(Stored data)
● ● ● ● ● ● ●

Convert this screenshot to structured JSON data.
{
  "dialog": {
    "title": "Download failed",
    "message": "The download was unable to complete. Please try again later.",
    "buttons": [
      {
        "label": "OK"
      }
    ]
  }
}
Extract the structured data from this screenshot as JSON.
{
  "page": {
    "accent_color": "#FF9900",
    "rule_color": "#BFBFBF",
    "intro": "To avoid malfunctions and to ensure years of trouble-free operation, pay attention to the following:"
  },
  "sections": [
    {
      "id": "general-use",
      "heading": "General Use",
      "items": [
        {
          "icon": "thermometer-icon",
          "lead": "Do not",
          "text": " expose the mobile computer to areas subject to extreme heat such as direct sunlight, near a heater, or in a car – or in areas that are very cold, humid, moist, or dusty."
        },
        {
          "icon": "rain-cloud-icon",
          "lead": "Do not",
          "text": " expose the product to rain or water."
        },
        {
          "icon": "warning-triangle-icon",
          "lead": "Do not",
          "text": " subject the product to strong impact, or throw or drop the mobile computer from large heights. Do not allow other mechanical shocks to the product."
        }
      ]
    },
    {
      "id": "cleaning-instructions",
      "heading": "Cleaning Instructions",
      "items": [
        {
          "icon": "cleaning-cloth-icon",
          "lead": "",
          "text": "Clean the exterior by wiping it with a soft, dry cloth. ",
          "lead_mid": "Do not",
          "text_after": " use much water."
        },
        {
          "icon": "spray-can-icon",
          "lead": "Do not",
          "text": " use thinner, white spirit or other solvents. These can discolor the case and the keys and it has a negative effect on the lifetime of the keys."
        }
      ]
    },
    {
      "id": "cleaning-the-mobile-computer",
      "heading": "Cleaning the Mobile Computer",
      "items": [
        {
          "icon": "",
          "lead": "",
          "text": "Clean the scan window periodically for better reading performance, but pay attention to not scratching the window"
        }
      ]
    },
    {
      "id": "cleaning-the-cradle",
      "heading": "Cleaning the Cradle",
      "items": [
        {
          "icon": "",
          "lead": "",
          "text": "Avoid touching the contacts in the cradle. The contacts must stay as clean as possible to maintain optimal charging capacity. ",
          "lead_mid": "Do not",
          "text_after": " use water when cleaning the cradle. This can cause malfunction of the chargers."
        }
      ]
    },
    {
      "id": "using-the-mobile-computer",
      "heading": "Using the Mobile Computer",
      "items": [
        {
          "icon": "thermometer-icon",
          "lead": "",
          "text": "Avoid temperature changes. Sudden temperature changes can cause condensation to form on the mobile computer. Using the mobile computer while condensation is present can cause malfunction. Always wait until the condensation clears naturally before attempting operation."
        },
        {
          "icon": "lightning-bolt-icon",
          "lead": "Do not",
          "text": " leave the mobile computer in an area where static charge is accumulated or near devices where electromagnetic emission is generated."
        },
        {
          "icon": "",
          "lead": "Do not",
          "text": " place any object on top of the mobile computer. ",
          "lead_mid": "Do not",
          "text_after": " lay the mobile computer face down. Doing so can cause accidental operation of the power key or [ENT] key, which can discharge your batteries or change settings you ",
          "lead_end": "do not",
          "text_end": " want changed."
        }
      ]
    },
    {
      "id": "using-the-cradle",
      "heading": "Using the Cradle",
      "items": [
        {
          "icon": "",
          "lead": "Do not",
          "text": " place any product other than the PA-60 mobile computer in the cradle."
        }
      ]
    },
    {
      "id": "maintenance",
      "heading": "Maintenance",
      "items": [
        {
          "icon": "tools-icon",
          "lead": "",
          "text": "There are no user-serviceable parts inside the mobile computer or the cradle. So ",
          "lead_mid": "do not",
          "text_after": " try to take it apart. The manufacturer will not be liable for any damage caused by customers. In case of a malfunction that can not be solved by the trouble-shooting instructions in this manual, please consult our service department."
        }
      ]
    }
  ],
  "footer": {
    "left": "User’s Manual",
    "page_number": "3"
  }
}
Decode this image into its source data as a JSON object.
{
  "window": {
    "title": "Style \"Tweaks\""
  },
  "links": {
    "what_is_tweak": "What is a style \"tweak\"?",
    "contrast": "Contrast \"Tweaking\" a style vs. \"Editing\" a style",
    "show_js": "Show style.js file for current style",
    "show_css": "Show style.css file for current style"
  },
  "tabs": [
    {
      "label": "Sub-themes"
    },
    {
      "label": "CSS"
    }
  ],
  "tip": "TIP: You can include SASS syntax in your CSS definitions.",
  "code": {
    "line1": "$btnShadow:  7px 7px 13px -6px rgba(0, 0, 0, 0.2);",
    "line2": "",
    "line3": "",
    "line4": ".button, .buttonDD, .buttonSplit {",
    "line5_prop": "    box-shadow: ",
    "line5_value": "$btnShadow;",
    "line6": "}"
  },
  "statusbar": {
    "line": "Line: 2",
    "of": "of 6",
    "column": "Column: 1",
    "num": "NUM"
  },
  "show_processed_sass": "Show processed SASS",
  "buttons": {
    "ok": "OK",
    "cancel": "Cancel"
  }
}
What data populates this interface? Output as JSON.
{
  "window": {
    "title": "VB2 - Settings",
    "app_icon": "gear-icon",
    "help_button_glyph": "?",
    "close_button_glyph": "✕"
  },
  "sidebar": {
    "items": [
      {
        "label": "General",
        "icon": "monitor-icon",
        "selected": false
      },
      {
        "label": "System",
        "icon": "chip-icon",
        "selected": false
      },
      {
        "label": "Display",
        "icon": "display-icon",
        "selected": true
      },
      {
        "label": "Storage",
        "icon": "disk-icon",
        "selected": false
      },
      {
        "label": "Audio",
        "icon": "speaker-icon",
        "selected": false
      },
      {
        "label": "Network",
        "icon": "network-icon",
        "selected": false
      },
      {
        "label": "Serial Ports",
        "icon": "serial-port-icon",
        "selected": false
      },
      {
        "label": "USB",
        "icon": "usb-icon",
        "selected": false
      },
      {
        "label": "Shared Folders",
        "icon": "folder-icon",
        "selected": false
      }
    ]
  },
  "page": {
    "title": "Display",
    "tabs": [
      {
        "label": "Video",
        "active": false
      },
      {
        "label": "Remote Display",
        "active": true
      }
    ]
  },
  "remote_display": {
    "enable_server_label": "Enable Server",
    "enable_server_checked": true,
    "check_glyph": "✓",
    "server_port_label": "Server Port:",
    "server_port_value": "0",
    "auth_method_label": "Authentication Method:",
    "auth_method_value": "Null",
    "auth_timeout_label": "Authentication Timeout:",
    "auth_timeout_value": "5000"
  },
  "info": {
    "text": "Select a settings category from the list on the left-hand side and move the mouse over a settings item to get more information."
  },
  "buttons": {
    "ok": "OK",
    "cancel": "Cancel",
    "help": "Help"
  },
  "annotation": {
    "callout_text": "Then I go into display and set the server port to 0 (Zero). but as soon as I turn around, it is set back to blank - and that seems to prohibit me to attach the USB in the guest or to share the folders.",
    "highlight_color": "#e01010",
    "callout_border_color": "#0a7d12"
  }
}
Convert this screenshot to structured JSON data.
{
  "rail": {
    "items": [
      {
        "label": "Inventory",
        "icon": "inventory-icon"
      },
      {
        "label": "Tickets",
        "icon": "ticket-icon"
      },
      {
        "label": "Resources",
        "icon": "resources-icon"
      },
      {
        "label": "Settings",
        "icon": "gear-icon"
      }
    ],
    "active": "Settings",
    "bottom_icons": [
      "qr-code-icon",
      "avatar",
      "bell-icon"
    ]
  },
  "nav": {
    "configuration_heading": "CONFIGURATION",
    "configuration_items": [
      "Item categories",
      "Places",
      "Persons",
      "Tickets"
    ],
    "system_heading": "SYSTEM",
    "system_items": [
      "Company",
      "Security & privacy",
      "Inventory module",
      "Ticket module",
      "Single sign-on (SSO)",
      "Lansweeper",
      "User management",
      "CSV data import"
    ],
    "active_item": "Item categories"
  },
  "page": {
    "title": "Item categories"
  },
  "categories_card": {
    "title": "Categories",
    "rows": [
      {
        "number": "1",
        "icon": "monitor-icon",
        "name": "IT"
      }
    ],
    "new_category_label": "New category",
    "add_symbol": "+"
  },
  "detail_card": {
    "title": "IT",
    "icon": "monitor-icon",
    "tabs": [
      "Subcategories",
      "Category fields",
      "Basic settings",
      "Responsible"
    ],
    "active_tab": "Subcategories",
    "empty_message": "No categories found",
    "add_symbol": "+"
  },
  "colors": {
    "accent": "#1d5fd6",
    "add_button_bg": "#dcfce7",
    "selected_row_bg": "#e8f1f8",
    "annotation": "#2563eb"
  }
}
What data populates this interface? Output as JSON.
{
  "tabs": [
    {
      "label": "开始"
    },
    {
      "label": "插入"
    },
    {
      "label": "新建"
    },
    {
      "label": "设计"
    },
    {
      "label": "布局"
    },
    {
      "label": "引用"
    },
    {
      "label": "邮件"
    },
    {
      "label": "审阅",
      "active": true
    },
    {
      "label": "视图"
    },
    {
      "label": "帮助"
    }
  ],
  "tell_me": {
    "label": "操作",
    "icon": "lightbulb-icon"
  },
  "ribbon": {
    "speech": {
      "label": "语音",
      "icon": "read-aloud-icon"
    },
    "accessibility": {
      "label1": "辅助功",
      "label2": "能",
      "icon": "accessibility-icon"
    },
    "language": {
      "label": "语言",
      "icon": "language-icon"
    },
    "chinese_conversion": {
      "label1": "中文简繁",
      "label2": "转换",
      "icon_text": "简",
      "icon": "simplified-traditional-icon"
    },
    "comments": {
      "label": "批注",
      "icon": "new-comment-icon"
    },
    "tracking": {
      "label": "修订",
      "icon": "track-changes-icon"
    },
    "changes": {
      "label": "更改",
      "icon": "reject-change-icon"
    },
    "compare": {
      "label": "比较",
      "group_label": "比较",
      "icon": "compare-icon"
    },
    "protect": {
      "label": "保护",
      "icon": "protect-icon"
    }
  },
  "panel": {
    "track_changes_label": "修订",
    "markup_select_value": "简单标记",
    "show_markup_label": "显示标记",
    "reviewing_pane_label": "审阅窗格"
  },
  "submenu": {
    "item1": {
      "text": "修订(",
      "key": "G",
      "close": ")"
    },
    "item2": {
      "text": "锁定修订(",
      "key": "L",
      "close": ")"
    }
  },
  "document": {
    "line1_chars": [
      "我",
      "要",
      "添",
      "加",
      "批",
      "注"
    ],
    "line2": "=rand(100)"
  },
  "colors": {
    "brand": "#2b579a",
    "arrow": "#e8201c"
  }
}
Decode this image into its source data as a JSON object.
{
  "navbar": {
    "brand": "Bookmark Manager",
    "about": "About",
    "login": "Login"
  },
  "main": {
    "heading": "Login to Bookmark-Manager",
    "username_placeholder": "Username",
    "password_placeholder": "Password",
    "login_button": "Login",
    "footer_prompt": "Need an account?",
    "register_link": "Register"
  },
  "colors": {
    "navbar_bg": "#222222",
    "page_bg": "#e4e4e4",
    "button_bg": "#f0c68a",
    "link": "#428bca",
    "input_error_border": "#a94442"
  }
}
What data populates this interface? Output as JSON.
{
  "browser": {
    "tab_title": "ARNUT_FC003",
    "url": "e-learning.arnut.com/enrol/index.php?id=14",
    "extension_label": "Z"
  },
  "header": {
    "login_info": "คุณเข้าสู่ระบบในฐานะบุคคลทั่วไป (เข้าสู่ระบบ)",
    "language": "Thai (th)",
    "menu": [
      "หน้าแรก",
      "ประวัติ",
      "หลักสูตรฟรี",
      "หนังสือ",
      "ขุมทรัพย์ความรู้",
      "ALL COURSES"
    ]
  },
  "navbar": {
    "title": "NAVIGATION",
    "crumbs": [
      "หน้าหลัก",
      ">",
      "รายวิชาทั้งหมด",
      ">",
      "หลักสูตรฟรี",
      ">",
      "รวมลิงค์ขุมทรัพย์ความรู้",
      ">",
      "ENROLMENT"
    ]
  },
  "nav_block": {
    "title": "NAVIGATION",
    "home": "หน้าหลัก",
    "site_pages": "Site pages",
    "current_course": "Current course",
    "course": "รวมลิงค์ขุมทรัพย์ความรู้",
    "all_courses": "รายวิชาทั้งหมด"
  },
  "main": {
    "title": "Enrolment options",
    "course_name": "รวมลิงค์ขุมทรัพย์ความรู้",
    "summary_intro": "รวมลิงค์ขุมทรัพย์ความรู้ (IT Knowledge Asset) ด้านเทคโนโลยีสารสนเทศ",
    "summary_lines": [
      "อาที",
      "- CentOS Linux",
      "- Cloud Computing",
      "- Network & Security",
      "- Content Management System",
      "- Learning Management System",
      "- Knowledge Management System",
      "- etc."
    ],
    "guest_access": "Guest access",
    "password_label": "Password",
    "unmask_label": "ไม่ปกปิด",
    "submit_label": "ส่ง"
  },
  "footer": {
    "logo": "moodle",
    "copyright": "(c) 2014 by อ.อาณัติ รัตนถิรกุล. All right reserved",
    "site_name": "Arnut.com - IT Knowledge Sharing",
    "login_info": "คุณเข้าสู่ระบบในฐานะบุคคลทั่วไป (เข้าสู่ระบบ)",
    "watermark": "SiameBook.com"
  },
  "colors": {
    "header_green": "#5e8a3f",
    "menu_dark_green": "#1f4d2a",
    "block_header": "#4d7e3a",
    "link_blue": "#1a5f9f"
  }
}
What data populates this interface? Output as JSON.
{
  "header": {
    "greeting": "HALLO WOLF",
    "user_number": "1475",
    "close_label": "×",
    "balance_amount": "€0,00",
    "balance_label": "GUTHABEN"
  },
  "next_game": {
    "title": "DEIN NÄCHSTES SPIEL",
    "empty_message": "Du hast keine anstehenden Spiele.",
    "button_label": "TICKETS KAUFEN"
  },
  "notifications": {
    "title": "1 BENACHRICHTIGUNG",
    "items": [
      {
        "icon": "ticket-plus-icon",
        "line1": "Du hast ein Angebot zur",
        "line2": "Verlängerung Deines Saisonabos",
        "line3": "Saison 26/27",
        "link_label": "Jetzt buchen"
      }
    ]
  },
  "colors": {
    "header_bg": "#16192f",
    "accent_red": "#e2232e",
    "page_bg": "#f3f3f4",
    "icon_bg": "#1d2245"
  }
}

● ● ● ● ● ● ●

### Short task
Check each line of the records for the word "attention" and extract those that contain it.

### Result below
    "intro": "To avoid malfunctions and to ensure years of trouble-free operation, pay attention to the following:"
          "text": "Clean the scan window periodically for better reading performance, but pay attention to not scratching the window"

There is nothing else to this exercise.